[begin Provided records]
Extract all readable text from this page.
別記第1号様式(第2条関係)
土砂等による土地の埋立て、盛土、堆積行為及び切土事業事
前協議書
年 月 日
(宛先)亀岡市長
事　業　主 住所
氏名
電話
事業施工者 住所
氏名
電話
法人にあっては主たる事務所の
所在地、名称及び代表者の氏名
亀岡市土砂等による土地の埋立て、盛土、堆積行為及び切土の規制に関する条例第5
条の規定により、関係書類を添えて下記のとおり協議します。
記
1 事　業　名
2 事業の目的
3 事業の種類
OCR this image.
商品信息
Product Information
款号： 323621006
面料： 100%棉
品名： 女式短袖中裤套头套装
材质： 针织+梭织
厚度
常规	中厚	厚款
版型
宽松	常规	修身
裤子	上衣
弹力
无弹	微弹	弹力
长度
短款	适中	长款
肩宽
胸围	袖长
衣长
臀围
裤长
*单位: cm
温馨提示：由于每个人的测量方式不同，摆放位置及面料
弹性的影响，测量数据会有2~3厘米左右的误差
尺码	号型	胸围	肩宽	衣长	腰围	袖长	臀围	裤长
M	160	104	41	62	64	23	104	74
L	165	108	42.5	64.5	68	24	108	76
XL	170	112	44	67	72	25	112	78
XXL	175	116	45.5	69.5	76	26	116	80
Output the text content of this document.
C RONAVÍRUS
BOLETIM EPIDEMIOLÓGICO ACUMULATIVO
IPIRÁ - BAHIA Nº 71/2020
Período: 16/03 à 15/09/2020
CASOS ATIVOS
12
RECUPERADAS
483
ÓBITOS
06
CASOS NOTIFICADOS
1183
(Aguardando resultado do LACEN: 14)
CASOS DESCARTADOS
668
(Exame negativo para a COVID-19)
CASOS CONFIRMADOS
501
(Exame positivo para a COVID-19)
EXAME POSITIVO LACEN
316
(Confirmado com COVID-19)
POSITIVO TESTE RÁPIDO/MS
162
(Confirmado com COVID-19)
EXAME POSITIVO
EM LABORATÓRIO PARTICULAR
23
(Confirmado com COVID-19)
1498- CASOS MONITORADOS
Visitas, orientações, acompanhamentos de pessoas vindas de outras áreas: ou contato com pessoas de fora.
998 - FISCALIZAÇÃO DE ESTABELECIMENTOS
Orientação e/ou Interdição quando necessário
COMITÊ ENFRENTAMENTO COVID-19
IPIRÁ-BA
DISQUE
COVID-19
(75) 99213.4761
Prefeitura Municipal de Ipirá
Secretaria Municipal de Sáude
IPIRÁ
[end Provided records]
» **Goal**
Find every line holding the word "this"; give their count and nothing else.

» **Complete output**
3